---------- RECORDS SUPPLIED ----------

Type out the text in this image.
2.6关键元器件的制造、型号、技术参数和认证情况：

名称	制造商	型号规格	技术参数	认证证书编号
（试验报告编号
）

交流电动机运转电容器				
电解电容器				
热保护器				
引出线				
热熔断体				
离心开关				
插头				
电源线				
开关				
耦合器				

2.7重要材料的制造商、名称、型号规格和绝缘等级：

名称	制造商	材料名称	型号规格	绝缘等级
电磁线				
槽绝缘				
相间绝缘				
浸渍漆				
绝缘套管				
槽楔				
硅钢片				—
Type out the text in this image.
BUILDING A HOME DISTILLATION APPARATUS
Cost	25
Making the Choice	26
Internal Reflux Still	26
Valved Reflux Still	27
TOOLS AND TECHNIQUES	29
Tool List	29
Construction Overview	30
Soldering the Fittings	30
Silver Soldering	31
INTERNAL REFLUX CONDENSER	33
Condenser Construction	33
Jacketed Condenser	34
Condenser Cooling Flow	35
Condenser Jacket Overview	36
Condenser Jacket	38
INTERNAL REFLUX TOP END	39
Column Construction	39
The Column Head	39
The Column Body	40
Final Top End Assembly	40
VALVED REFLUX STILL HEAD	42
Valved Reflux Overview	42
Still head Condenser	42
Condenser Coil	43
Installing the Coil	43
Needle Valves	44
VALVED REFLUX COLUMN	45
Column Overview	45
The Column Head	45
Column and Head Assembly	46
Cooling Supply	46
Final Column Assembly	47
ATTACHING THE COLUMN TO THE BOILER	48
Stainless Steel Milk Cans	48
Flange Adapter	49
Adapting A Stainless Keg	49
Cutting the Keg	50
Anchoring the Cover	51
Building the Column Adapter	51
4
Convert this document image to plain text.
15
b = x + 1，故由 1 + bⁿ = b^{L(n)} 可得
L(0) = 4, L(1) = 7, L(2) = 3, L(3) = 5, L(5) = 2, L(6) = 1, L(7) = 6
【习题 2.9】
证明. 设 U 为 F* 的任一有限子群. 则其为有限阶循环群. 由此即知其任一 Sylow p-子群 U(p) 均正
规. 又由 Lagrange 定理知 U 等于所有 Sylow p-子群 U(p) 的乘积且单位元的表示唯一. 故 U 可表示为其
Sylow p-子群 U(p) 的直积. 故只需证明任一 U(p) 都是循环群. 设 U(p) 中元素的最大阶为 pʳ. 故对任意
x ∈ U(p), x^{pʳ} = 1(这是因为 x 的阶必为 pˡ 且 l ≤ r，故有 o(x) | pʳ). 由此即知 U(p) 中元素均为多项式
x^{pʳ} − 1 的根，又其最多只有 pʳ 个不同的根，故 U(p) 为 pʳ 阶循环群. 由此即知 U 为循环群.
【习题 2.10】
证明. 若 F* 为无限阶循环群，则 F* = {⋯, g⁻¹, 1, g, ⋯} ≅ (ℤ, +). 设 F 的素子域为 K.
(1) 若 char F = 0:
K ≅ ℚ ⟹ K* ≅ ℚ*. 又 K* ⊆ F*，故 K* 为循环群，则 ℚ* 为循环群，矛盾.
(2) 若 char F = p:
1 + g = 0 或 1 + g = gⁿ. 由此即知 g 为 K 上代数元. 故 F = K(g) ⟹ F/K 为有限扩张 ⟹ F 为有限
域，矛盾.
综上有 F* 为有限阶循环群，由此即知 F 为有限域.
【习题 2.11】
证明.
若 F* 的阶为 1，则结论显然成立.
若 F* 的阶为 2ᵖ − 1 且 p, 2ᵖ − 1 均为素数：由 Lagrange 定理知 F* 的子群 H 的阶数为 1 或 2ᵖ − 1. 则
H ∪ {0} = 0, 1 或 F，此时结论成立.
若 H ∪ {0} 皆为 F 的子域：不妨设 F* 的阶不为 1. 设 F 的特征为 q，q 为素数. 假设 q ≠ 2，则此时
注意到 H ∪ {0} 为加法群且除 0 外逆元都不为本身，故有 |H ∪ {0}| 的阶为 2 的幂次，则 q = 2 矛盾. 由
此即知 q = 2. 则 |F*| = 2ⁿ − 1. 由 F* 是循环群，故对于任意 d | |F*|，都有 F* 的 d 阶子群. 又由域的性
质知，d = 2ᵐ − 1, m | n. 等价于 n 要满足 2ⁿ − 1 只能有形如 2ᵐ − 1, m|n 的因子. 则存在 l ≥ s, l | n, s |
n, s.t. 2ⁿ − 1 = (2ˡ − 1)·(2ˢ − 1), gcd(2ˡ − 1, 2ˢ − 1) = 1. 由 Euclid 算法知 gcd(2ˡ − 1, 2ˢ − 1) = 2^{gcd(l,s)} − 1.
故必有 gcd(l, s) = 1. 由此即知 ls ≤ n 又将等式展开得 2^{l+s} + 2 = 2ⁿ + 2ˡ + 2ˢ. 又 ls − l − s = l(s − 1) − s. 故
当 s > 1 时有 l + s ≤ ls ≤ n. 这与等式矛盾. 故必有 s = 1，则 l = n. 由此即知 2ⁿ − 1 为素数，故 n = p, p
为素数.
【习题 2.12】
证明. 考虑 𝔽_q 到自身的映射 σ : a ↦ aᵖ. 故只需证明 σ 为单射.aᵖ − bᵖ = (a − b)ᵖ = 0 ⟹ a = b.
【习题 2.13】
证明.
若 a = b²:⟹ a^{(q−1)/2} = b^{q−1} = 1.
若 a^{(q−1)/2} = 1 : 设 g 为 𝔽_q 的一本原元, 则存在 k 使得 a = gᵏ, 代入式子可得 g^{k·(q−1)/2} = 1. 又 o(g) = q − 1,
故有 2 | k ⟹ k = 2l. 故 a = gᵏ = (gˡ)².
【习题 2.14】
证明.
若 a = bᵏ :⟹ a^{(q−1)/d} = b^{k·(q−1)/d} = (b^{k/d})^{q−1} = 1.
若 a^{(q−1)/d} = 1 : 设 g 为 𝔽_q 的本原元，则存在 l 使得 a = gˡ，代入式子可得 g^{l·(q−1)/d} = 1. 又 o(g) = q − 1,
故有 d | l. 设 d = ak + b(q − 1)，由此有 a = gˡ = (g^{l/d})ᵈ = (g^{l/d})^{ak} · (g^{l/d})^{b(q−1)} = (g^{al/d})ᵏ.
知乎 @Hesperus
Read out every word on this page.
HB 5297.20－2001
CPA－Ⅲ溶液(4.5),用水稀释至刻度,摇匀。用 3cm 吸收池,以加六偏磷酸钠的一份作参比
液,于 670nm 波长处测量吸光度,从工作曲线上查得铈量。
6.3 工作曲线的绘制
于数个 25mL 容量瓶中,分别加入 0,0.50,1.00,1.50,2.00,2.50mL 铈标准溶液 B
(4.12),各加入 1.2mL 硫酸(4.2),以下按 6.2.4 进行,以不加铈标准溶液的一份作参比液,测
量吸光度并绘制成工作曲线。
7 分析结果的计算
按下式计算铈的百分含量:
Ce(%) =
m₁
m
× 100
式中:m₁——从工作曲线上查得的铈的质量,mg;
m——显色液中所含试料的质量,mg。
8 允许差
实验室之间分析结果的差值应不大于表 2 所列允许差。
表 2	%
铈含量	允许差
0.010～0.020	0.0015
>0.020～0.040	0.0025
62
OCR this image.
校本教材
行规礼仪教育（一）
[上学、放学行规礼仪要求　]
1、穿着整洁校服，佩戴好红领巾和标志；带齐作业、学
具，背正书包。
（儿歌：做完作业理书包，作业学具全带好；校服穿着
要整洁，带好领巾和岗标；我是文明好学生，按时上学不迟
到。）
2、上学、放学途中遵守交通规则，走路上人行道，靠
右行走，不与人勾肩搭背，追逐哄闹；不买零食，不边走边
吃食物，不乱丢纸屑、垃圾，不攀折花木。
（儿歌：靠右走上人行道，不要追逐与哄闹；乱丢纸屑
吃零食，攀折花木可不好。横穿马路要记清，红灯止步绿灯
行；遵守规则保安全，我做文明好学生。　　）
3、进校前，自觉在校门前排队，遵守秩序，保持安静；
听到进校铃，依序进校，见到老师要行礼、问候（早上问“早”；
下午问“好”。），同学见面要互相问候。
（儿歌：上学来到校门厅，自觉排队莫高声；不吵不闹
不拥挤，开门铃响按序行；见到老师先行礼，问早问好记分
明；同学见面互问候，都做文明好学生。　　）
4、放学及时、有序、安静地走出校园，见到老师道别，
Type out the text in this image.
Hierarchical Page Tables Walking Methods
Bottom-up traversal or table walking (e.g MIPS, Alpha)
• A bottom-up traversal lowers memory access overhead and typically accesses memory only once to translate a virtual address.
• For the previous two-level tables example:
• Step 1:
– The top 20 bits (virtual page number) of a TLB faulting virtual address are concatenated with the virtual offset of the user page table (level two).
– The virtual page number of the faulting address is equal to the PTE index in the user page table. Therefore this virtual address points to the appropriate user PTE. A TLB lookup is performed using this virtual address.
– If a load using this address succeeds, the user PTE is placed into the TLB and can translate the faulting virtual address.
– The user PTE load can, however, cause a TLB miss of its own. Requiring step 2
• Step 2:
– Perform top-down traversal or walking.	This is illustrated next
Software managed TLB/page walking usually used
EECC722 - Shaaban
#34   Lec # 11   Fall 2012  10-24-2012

----------

GIVEN PROBLEM: Scan the listing above and identify each line holding the string "virtual"; copy every such line.

OUTPUT:
• A bottom-up traversal lowers memory access overhead and typically accesses memory only once to translate a virtual address.
– The top 20 bits (virtual page number) of a TLB faulting virtual address are concatenated with the virtual offset of the user page table (level two).
– The virtual page number of the faulting address is equal to the PTE index in the user page table. Therefore this virtual address points to the appropriate user PTE. A TLB lookup is performed using this virtual address.
– If a load using this address succeeds, the user PTE is placed into the TLB and can translate the faulting virtual address.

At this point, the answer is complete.